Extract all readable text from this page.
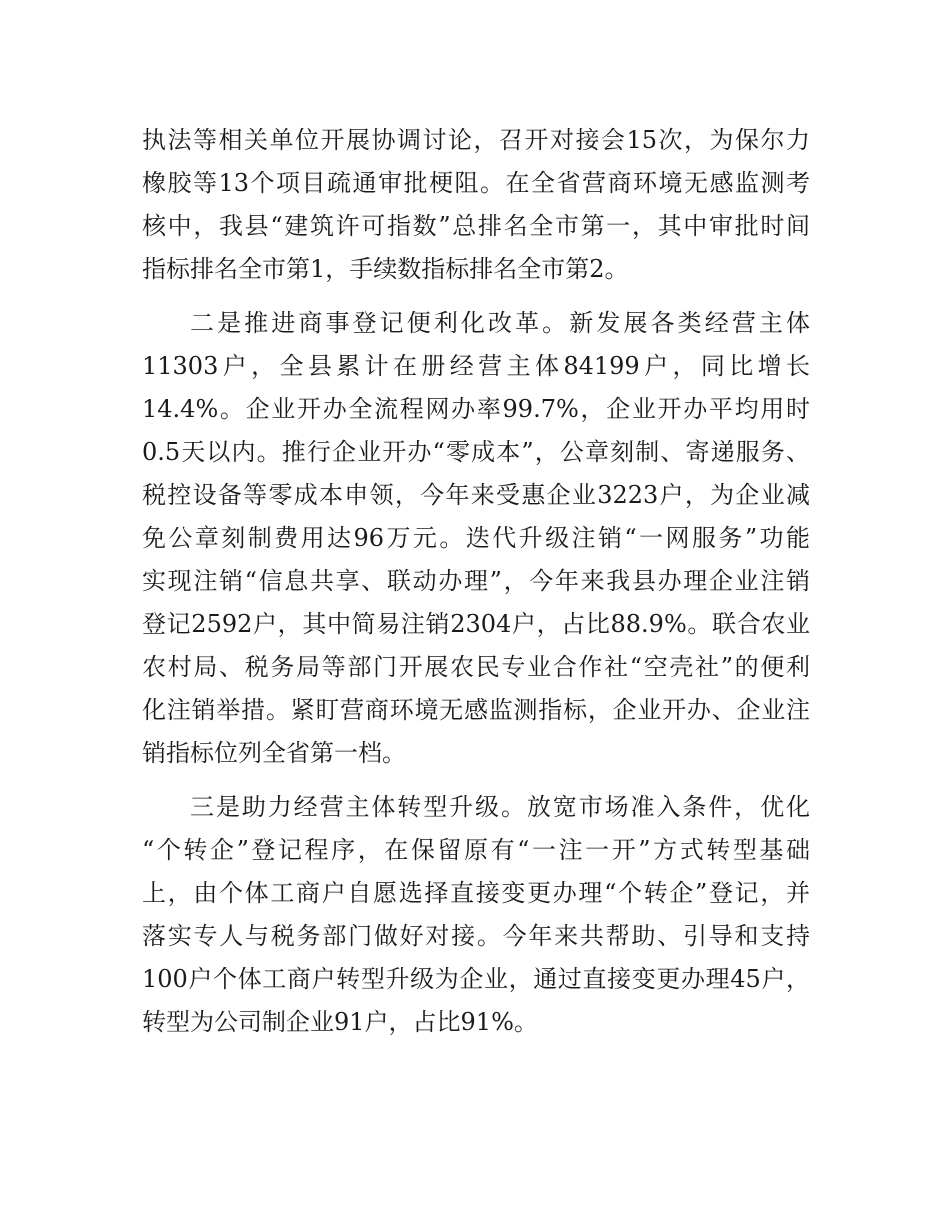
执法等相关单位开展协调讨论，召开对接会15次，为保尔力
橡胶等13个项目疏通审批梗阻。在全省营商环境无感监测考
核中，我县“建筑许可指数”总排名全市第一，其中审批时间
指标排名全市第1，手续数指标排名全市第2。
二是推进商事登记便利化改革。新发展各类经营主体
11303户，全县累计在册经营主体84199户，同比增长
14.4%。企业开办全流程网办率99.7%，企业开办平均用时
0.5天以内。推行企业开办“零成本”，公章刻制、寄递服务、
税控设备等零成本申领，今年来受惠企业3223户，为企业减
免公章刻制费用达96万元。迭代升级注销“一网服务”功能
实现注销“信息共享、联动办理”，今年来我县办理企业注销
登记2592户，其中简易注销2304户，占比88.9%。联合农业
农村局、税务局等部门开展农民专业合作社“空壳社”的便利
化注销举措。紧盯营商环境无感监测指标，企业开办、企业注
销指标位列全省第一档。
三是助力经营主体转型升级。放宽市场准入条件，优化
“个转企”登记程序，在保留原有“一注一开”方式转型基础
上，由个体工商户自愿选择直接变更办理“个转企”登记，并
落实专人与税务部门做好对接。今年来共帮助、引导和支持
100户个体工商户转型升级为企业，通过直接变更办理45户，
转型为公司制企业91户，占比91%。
---
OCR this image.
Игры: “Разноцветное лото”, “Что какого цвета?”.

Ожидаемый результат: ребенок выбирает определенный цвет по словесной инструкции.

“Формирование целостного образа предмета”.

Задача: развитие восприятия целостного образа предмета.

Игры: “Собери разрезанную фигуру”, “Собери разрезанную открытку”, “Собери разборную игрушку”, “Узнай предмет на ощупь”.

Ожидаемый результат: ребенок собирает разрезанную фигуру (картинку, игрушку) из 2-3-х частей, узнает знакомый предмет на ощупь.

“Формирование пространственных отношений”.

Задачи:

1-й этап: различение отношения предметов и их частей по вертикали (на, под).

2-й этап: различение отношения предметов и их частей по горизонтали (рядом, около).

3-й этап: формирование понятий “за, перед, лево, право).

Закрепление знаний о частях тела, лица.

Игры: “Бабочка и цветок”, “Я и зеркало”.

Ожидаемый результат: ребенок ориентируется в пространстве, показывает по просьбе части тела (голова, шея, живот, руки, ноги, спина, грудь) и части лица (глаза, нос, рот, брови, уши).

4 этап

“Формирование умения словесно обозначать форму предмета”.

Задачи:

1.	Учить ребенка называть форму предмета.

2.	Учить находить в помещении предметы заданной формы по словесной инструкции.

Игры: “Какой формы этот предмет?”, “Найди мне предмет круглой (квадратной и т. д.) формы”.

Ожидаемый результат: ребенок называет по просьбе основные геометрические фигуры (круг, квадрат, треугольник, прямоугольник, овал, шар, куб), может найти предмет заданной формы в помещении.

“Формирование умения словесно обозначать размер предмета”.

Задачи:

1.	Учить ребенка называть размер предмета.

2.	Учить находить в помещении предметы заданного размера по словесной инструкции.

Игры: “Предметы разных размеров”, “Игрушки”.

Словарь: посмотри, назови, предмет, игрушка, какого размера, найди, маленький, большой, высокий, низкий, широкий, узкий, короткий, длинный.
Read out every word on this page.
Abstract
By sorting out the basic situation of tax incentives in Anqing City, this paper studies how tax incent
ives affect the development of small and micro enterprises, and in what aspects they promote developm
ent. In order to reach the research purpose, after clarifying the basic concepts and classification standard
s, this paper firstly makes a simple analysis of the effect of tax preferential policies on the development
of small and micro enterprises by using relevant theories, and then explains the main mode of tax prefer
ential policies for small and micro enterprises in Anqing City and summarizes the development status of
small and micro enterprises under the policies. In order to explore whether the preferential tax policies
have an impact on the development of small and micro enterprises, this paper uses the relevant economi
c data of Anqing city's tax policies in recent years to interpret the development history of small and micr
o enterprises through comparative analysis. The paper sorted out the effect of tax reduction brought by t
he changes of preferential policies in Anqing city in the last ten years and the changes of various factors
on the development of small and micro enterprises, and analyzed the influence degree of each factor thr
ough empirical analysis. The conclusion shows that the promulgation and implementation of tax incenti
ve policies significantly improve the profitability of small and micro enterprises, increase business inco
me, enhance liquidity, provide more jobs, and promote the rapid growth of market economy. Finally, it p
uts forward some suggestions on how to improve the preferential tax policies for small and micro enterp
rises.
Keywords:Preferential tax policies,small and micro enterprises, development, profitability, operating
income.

EXERCISE DESCRIPTION: Each line that has the word "находить" should be copied.

RESPONSE BELOW:
2.	Учить находить в помещении предметы заданной формы по словесной инструкции.
2.	Учить находить в помещении предметы заданного размера по словесной инструкции.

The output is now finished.